Write the listing out again, all of it, word for word.

- [Record extracts]:
=-=-=
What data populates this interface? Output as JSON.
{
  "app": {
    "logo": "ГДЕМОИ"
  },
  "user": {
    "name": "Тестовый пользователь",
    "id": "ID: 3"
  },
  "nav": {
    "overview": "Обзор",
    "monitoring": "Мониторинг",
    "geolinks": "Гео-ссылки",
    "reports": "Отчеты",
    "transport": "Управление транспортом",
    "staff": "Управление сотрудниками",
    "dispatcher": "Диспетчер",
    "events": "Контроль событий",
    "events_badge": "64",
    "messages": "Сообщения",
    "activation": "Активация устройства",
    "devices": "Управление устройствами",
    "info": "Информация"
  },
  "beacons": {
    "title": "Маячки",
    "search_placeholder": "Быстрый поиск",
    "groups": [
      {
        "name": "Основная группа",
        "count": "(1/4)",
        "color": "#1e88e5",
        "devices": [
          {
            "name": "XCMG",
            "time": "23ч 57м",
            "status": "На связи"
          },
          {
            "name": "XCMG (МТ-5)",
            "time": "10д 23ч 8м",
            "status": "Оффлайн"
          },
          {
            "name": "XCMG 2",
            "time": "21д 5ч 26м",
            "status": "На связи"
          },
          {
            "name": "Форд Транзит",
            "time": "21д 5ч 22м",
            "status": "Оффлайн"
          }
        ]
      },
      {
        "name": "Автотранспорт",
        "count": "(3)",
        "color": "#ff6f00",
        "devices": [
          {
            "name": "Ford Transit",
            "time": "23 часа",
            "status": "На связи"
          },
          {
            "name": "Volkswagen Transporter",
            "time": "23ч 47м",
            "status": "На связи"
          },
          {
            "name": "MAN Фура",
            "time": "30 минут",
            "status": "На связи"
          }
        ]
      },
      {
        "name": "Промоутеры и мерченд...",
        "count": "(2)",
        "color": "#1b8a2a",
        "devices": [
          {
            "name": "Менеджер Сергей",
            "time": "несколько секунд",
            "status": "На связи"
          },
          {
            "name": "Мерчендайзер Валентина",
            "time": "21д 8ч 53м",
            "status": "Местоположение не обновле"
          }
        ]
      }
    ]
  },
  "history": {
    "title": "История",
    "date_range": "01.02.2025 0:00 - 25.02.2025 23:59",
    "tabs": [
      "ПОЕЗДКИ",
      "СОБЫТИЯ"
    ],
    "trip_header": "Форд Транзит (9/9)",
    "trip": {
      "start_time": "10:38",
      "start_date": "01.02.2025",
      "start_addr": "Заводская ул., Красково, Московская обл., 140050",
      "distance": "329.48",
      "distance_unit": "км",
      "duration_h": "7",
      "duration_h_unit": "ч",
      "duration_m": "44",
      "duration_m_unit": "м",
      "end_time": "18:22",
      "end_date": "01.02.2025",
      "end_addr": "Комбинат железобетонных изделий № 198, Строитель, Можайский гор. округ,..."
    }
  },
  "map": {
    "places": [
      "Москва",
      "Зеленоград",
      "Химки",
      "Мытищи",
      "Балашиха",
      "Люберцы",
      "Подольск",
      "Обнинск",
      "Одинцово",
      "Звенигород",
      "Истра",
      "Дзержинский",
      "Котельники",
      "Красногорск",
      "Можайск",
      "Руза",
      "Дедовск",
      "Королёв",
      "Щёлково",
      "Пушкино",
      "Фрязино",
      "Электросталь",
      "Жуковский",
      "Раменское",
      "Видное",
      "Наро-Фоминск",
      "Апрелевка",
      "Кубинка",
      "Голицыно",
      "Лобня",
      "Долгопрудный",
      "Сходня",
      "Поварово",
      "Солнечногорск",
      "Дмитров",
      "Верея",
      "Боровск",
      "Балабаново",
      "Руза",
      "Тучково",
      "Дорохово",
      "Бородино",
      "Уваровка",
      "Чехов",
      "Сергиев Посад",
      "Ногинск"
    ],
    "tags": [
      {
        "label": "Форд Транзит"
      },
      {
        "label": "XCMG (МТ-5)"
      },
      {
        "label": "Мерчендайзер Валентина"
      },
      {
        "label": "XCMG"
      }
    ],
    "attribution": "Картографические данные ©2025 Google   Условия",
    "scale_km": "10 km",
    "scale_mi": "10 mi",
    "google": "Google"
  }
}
=-=-=
- [Result]:
What data populates this interface? Output as JSON.
{
  "app": {
    "logo": "ГДЕМОИ"
  },
  "user": {
    "name": "Тестовый пользователь",
    "id": "ID: 3"
  },
  "nav": {
    "overview": "Обзор",
    "monitoring": "Мониторинг",
    "geolinks": "Гео-ссылки",
    "reports": "Отчеты",
    "transport": "Управление транспортом",
    "staff": "Управление сотрудниками",
    "dispatcher": "Диспетчер",
    "events": "Контроль событий",
    "events_badge": "64",
    "messages": "Сообщения",
    "activation": "Активация устройства",
    "devices": "Управление устройствами",
    "info": "Информация"
  },
  "beacons": {
    "title": "Маячки",
    "search_placeholder": "Быстрый поиск",
    "groups": [
      {
        "name": "Основная группа",
        "count": "(1/4)",
        "color": "#1e88e5",
        "devices": [
          {
            "name": "XCMG",
            "time": "23ч 57м",
            "status": "На связи"
          },
          {
            "name": "XCMG (МТ-5)",
            "time": "10д 23ч 8м",
            "status": "Оффлайн"
          },
          {
            "name": "XCMG 2",
            "time": "21д 5ч 26м",
            "status": "На связи"
          },
          {
            "name": "Форд Транзит",
            "time": "21д 5ч 22м",
            "status": "Оффлайн"
          }
        ]
      },
      {
        "name": "Автотранспорт",
        "count": "(3)",
        "color": "#ff6f00",
        "devices": [
          {
            "name": "Ford Transit",
            "time": "23 часа",
            "status": "На связи"
          },
          {
            "name": "Volkswagen Transporter",
            "time": "23ч 47м",
            "status": "На связи"
          },
          {
            "name": "MAN Фура",
            "time": "30 минут",
            "status": "На связи"
          }
        ]
      },
      {
        "name": "Промоутеры и мерченд...",
        "count": "(2)",
        "color": "#1b8a2a",
        "devices": [
          {
            "name": "Менеджер Сергей",
            "time": "несколько секунд",
            "status": "На связи"
          },
          {
            "name": "Мерчендайзер Валентина",
            "time": "21д 8ч 53м",
            "status": "Местоположение не обновле"
          }
        ]
      }
    ]
  },
  "history": {
    "title": "История",
    "date_range": "01.02.2025 0:00 - 25.02.2025 23:59",
    "tabs": [
      "ПОЕЗДКИ",
      "СОБЫТИЯ"
    ],
    "trip_header": "Форд Транзит (9/9)",
    "trip": {
      "start_time": "10:38",
      "start_date": "01.02.2025",
      "start_addr": "Заводская ул., Красково, Московская обл., 140050",
      "distance": "329.48",
      "distance_unit": "км",
      "duration_h": "7",
      "duration_h_unit": "ч",
      "duration_m": "44",
      "duration_m_unit": "м",
      "end_time": "18:22",
      "end_date": "01.02.2025",
      "end_addr": "Комбинат железобетонных изделий № 198, Строитель, Можайский гор. округ,..."
    }
  },
  "map": {
    "places": [
      "Москва",
      "Зеленоград",
      "Химки",
      "Мытищи",
      "Балашиха",
      "Люберцы",
      "Подольск",
      "Обнинск",
      "Одинцово",
      "Звенигород",
      "Истра",
      "Дзержинский",
      "Котельники",
      "Красногорск",
      "Можайск",
      "Руза",
      "Дедовск",
      "Королёв",
      "Щёлково",
      "Пушкино",
      "Фрязино",
      "Электросталь",
      "Жуковский",
      "Раменское",
      "Видное",
      "Наро-Фоминск",
      "Апрелевка",
      "Кубинка",
      "Голицыно",
      "Лобня",
      "Долгопрудный",
      "Сходня",
      "Поварово",
      "Солнечногорск",
      "Дмитров",
      "Верея",
      "Боровск",
      "Балабаново",
      "Руза",
      "Тучково",
      "Дорохово",
      "Бородино",
      "Уваровка",
      "Чехов",
      "Сергиев Посад",
      "Ногинск"
    ],
    "tags": [
      {
        "label": "Форд Транзит"
      },
      {
        "label": "XCMG (МТ-5)"
      },
      {
        "label": "Мерчендайзер Валентина"
      },
      {
        "label": "XCMG"
      }
    ],
    "attribution": "Картографические данные ©2025 Google   Условия",
    "scale_km": "10 km",
    "scale_mi": "10 mi",
    "google": "Google"
  }
}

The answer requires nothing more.